***** DATASET

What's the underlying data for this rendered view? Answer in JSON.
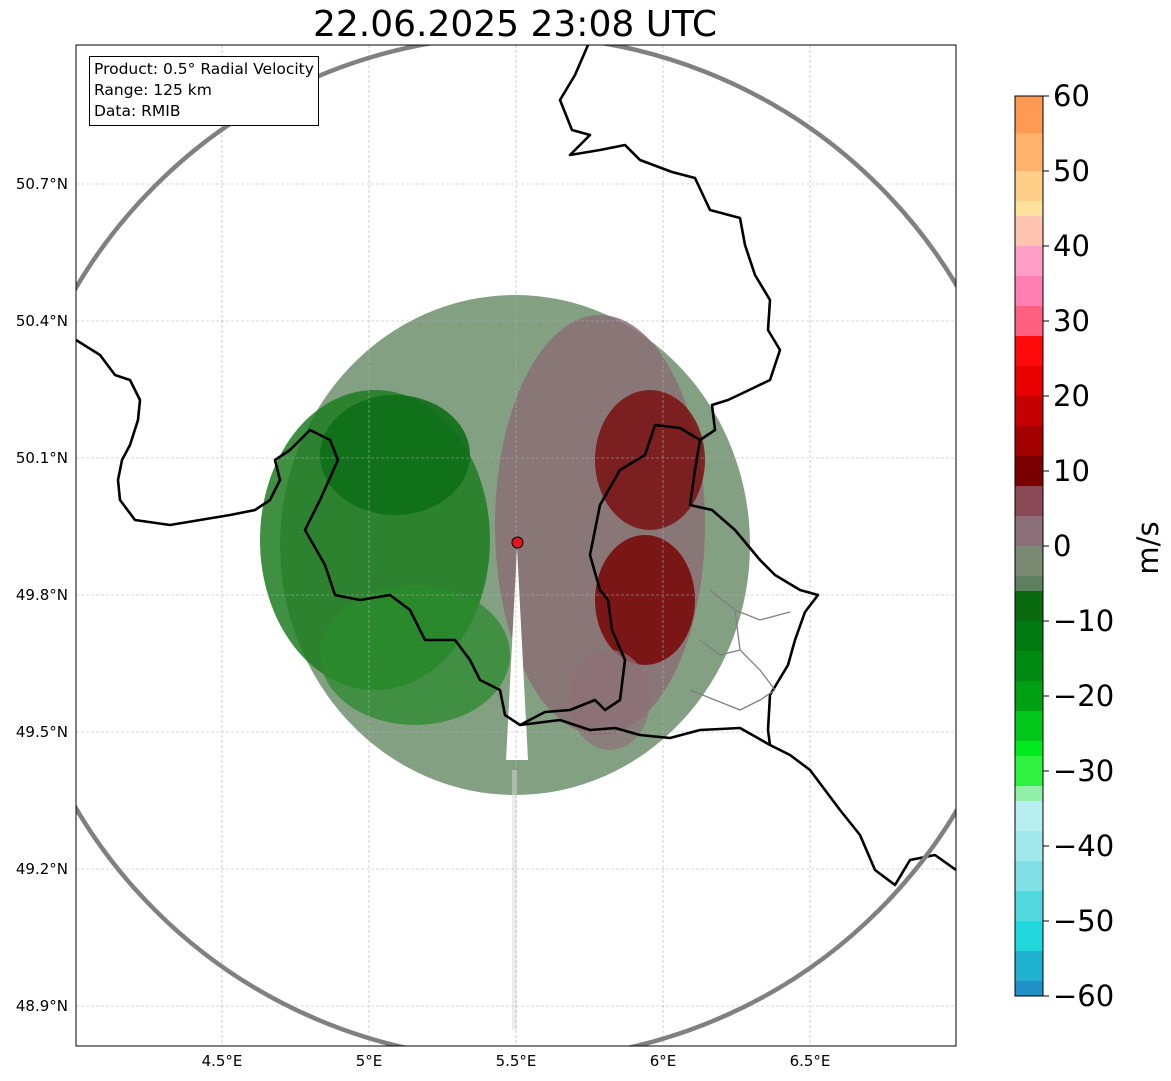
{
  "title": "22.06.2025 23:08 UTC",
  "info": {
    "product": "Product: 0.5° Radial Velocity",
    "range": "Range: 125 km",
    "source": "Data: RMIB"
  },
  "map": {
    "lon_range": [
      4.0,
      7.0
    ],
    "lat_range": [
      48.8,
      51.0
    ],
    "x_ticks": [
      {
        "value": 4.5,
        "label": "4.5°E"
      },
      {
        "value": 5.0,
        "label": "5°E"
      },
      {
        "value": 5.5,
        "label": "5.5°E"
      },
      {
        "value": 6.0,
        "label": "6°E"
      },
      {
        "value": 6.5,
        "label": "6.5°E"
      }
    ],
    "y_ticks": [
      {
        "value": 50.7,
        "label": "50.7°N"
      },
      {
        "value": 50.4,
        "label": "50.4°N"
      },
      {
        "value": 50.1,
        "label": "50.1°N"
      },
      {
        "value": 49.8,
        "label": "49.8°N"
      },
      {
        "value": 49.5,
        "label": "49.5°N"
      },
      {
        "value": 49.2,
        "label": "49.2°N"
      },
      {
        "value": 48.9,
        "label": "48.9°N"
      }
    ],
    "radar_site": {
      "lon": 5.505,
      "lat": 49.915,
      "color": "#e8141c"
    },
    "grid": true
  },
  "colorbar": {
    "unit": "m/s",
    "min": -60,
    "max": 60,
    "ticks": [
      60,
      50,
      40,
      30,
      20,
      10,
      0,
      -10,
      -20,
      -30,
      -40,
      -50,
      -60
    ],
    "tick_labels": [
      "60",
      "50",
      "40",
      "30",
      "20",
      "10",
      "0",
      "−10",
      "−20",
      "−30",
      "−40",
      "−50",
      "−60"
    ]
  }
}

**********

**WHAT YOU HAVE TO DO**
Show every line from the listing above in which the string "value" appears.

**RESULT OF THIS TASK**
        "value": 4.5,
        "value": 5.0,
        "value": 5.5,
        "value": 6.0,
        "value": 6.5,
        "value": 50.7,
        "value": 50.4,
        "value": 50.1,
        "value": 49.8,
        "value": 49.5,
        "value": 49.2,
        "value": 48.9,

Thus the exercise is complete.